■ DIRECTIVE:
Give the entries again, word for word.

■ RECORDS SUPPLIED:
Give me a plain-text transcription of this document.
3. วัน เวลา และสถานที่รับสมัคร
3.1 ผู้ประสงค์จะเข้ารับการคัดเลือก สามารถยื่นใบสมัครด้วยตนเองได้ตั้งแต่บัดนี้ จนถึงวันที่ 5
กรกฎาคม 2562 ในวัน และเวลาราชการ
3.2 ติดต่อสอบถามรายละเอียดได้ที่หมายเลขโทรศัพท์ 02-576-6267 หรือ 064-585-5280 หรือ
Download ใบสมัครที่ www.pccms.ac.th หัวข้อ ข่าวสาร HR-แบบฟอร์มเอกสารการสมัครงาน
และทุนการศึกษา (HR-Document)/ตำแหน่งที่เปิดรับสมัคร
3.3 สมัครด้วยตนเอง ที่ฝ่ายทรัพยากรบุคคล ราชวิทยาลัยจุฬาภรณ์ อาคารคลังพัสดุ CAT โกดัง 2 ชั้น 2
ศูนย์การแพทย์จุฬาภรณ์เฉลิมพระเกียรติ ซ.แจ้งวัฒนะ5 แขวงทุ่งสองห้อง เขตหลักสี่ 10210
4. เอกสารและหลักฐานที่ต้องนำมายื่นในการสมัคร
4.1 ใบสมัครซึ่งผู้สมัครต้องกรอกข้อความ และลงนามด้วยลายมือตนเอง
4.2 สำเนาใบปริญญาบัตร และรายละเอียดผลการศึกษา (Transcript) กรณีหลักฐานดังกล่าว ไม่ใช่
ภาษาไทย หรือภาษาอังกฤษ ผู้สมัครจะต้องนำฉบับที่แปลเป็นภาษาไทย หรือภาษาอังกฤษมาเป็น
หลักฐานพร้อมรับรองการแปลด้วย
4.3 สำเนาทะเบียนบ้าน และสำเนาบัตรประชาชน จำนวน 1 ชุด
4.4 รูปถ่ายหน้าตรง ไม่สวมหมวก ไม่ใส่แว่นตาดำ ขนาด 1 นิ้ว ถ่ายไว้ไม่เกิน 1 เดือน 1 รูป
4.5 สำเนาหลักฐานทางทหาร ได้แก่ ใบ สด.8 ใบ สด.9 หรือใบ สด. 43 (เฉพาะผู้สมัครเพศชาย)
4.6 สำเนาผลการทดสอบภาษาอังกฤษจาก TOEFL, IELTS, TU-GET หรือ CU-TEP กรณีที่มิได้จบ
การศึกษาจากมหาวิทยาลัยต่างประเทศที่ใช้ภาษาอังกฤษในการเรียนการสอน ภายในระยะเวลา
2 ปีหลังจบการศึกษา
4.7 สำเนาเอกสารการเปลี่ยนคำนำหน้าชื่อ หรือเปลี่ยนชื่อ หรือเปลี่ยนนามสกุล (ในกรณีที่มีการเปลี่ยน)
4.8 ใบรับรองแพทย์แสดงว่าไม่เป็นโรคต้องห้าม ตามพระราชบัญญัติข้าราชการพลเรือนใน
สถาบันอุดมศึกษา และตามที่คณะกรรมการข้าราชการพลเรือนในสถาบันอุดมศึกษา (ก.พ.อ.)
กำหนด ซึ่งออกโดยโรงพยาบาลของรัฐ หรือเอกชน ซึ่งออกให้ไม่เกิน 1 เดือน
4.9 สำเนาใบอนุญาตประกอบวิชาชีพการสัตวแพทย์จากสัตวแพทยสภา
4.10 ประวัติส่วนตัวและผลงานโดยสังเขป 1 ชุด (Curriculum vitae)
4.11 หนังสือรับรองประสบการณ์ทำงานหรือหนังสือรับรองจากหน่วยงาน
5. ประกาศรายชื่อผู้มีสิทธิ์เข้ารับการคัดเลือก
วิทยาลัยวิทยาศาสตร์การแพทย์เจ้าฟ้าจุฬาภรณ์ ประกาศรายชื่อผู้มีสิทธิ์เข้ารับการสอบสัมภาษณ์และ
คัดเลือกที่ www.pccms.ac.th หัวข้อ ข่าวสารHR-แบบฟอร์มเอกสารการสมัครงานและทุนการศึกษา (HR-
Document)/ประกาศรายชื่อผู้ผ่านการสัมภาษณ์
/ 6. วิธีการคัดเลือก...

■ ANSWER FOR THE TASK:
Give me a plain-text transcription of this document.
3. วัน เวลา และสถานที่รับสมัคร
3.1 ผู้ประสงค์จะเข้ารับการคัดเลือก สามารถยื่นใบสมัครด้วยตนเองได้ตั้งแต่บัดนี้ จนถึงวันที่ 5
กรกฎาคม 2562 ในวัน และเวลาราชการ
3.2 ติดต่อสอบถามรายละเอียดได้ที่หมายเลขโทรศัพท์ 02-576-6267 หรือ 064-585-5280 หรือ
Download ใบสมัครที่ www.pccms.ac.th หัวข้อ ข่าวสาร HR-แบบฟอร์มเอกสารการสมัครงาน
และทุนการศึกษา (HR-Document)/ตำแหน่งที่เปิดรับสมัคร
3.3 สมัครด้วยตนเอง ที่ฝ่ายทรัพยากรบุคคล ราชวิทยาลัยจุฬาภรณ์ อาคารคลังพัสดุ CAT โกดัง 2 ชั้น 2
ศูนย์การแพทย์จุฬาภรณ์เฉลิมพระเกียรติ ซ.แจ้งวัฒนะ5 แขวงทุ่งสองห้อง เขตหลักสี่ 10210
4. เอกสารและหลักฐานที่ต้องนำมายื่นในการสมัคร
4.1 ใบสมัครซึ่งผู้สมัครต้องกรอกข้อความ และลงนามด้วยลายมือตนเอง
4.2 สำเนาใบปริญญาบัตร และรายละเอียดผลการศึกษา (Transcript) กรณีหลักฐานดังกล่าว ไม่ใช่
ภาษาไทย หรือภาษาอังกฤษ ผู้สมัครจะต้องนำฉบับที่แปลเป็นภาษาไทย หรือภาษาอังกฤษมาเป็น
หลักฐานพร้อมรับรองการแปลด้วย
4.3 สำเนาทะเบียนบ้าน และสำเนาบัตรประชาชน จำนวน 1 ชุด
4.4 รูปถ่ายหน้าตรง ไม่สวมหมวก ไม่ใส่แว่นตาดำ ขนาด 1 นิ้ว ถ่ายไว้ไม่เกิน 1 เดือน 1 รูป
4.5 สำเนาหลักฐานทางทหาร ได้แก่ ใบ สด.8 ใบ สด.9 หรือใบ สด. 43 (เฉพาะผู้สมัครเพศชาย)
4.6 สำเนาผลการทดสอบภาษาอังกฤษจาก TOEFL, IELTS, TU-GET หรือ CU-TEP กรณีที่มิได้จบ
การศึกษาจากมหาวิทยาลัยต่างประเทศที่ใช้ภาษาอังกฤษในการเรียนการสอน ภายในระยะเวลา
2 ปีหลังจบการศึกษา
4.7 สำเนาเอกสารการเปลี่ยนคำนำหน้าชื่อ หรือเปลี่ยนชื่อ หรือเปลี่ยนนามสกุล (ในกรณีที่มีการเปลี่ยน)
4.8 ใบรับรองแพทย์แสดงว่าไม่เป็นโรคต้องห้าม ตามพระราชบัญญัติข้าราชการพลเรือนใน
สถาบันอุดมศึกษา และตามที่คณะกรรมการข้าราชการพลเรือนในสถาบันอุดมศึกษา (ก.พ.อ.)
กำหนด ซึ่งออกโดยโรงพยาบาลของรัฐ หรือเอกชน ซึ่งออกให้ไม่เกิน 1 เดือน
4.9 สำเนาใบอนุญาตประกอบวิชาชีพการสัตวแพทย์จากสัตวแพทยสภา
4.10 ประวัติส่วนตัวและผลงานโดยสังเขป 1 ชุด (Curriculum vitae)
4.11 หนังสือรับรองประสบการณ์ทำงานหรือหนังสือรับรองจากหน่วยงาน
5. ประกาศรายชื่อผู้มีสิทธิ์เข้ารับการคัดเลือก
วิทยาลัยวิทยาศาสตร์การแพทย์เจ้าฟ้าจุฬาภรณ์ ประกาศรายชื่อผู้มีสิทธิ์เข้ารับการสอบสัมภาษณ์และ
คัดเลือกที่ www.pccms.ac.th หัวข้อ ข่าวสารHR-แบบฟอร์มเอกสารการสมัครงานและทุนการศึกษา (HR-
Document)/ประกาศรายชื่อผู้ผ่านการสัมภาษณ์
/ 6. วิธีการคัดเลือก...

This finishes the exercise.